* START Dataset extract *
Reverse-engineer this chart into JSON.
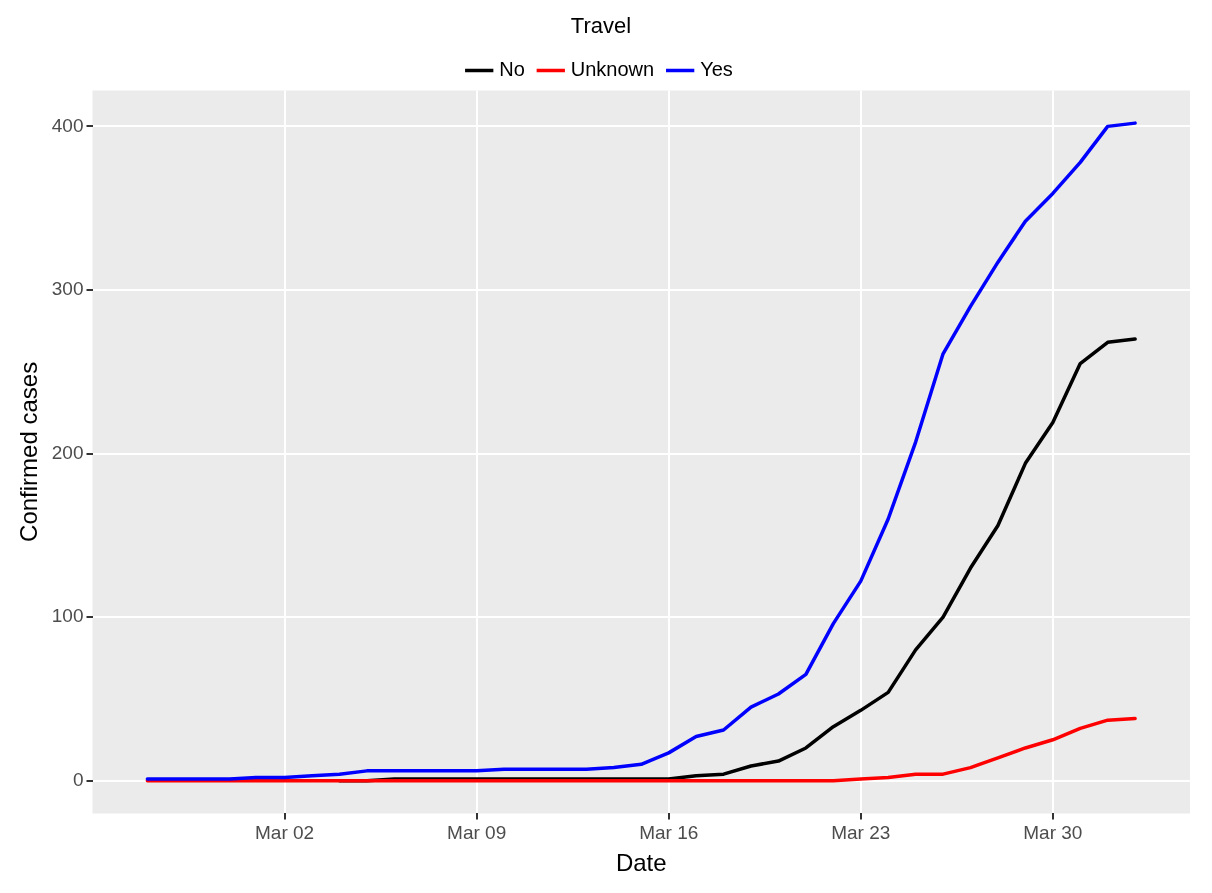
{
  "chart_data": {
    "type": "line",
    "xlabel": "Date",
    "ylabel": "Confirmed cases",
    "legend_title": "Travel",
    "legend": "top",
    "grid": true,
    "marker": "none",
    "line_style": "solid",
    "x": [
      "--02-26",
      "--02-27",
      "--02-28",
      "--02-29",
      "--03-01",
      "--03-02",
      "--03-03",
      "--03-04",
      "--03-05",
      "--03-06",
      "--03-07",
      "--03-08",
      "--03-09",
      "--03-10",
      "--03-11",
      "--03-12",
      "--03-13",
      "--03-14",
      "--03-15",
      "--03-16",
      "--03-17",
      "--03-18",
      "--03-19",
      "--03-20",
      "--03-21",
      "--03-22",
      "--03-23",
      "--03-24",
      "--03-25",
      "--03-26",
      "--03-27",
      "--03-28",
      "--03-29",
      "--03-30",
      "--03-31",
      "--04-01",
      "--04-02"
    ],
    "series": [
      {
        "name": "No",
        "color": "#000000",
        "values": [
          null,
          null,
          null,
          null,
          null,
          null,
          null,
          0,
          0,
          1,
          1,
          1,
          1,
          1,
          1,
          1,
          1,
          1,
          1,
          1,
          3,
          4,
          9,
          12,
          20,
          33,
          43,
          54,
          80,
          100,
          130,
          156,
          194,
          219,
          255,
          268,
          270
        ]
      },
      {
        "name": "Unknown",
        "color": "#ff0000",
        "values": [
          0,
          0,
          0,
          0,
          0,
          0,
          0,
          0,
          0,
          0,
          0,
          0,
          0,
          0,
          0,
          0,
          0,
          0,
          0,
          0,
          0,
          0,
          0,
          0,
          0,
          0,
          1,
          2,
          4,
          4,
          8,
          14,
          20,
          25,
          32,
          37,
          38
        ]
      },
      {
        "name": "Yes",
        "color": "#0000ff",
        "values": [
          1,
          1,
          1,
          1,
          2,
          2,
          3,
          4,
          6,
          6,
          6,
          6,
          6,
          7,
          7,
          7,
          7,
          8,
          10,
          17,
          27,
          31,
          45,
          53,
          65,
          96,
          122,
          160,
          207,
          261,
          290,
          317,
          342,
          359,
          378,
          400,
          402
        ]
      }
    ],
    "xlim": [
      "--02-24",
      "--04-04"
    ],
    "xticks": [
      {
        "value": "--03-02",
        "label": "Mar 02"
      },
      {
        "value": "--03-09",
        "label": "Mar 09"
      },
      {
        "value": "--03-16",
        "label": "Mar 16"
      },
      {
        "value": "--03-23",
        "label": "Mar 23"
      },
      {
        "value": "--03-30",
        "label": "Mar 30"
      }
    ],
    "ylim": [
      -20,
      422
    ],
    "yticks": [
      0,
      100,
      200,
      300,
      400
    ]
  }
}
* END Dataset extract *
Written task — Give back the entries verbatim. Do not include any picture.

The solution —
Reverse-engineer this chart into JSON.
{
  "chart_data": {
    "type": "line",
    "xlabel": "Date",
    "ylabel": "Confirmed cases",
    "legend_title": "Travel",
    "legend": "top",
    "grid": true,
    "marker": "none",
    "line_style": "solid",
    "x": [
      "--02-26",
      "--02-27",
      "--02-28",
      "--02-29",
      "--03-01",
      "--03-02",
      "--03-03",
      "--03-04",
      "--03-05",
      "--03-06",
      "--03-07",
      "--03-08",
      "--03-09",
      "--03-10",
      "--03-11",
      "--03-12",
      "--03-13",
      "--03-14",
      "--03-15",
      "--03-16",
      "--03-17",
      "--03-18",
      "--03-19",
      "--03-20",
      "--03-21",
      "--03-22",
      "--03-23",
      "--03-24",
      "--03-25",
      "--03-26",
      "--03-27",
      "--03-28",
      "--03-29",
      "--03-30",
      "--03-31",
      "--04-01",
      "--04-02"
    ],
    "series": [
      {
        "name": "No",
        "color": "#000000",
        "values": [
          null,
          null,
          null,
          null,
          null,
          null,
          null,
          0,
          0,
          1,
          1,
          1,
          1,
          1,
          1,
          1,
          1,
          1,
          1,
          1,
          3,
          4,
          9,
          12,
          20,
          33,
          43,
          54,
          80,
          100,
          130,
          156,
          194,
          219,
          255,
          268,
          270
        ]
      },
      {
        "name": "Unknown",
        "color": "#ff0000",
        "values": [
          0,
          0,
          0,
          0,
          0,
          0,
          0,
          0,
          0,
          0,
          0,
          0,
          0,
          0,
          0,
          0,
          0,
          0,
          0,
          0,
          0,
          0,
          0,
          0,
          0,
          0,
          1,
          2,
          4,
          4,
          8,
          14,
          20,
          25,
          32,
          37,
          38
        ]
      },
      {
        "name": "Yes",
        "color": "#0000ff",
        "values": [
          1,
          1,
          1,
          1,
          2,
          2,
          3,
          4,
          6,
          6,
          6,
          6,
          6,
          7,
          7,
          7,
          7,
          8,
          10,
          17,
          27,
          31,
          45,
          53,
          65,
          96,
          122,
          160,
          207,
          261,
          290,
          317,
          342,
          359,
          378,
          400,
          402
        ]
      }
    ],
    "xlim": [
      "--02-24",
      "--04-04"
    ],
    "xticks": [
      {
        "value": "--03-02",
        "label": "Mar 02"
      },
      {
        "value": "--03-09",
        "label": "Mar 09"
      },
      {
        "value": "--03-16",
        "label": "Mar 16"
      },
      {
        "value": "--03-23",
        "label": "Mar 23"
      },
      {
        "value": "--03-30",
        "label": "Mar 30"
      }
    ],
    "ylim": [
      -20,
      422
    ],
    "yticks": [
      0,
      100,
      200,
      300,
      400
    ]
  }
}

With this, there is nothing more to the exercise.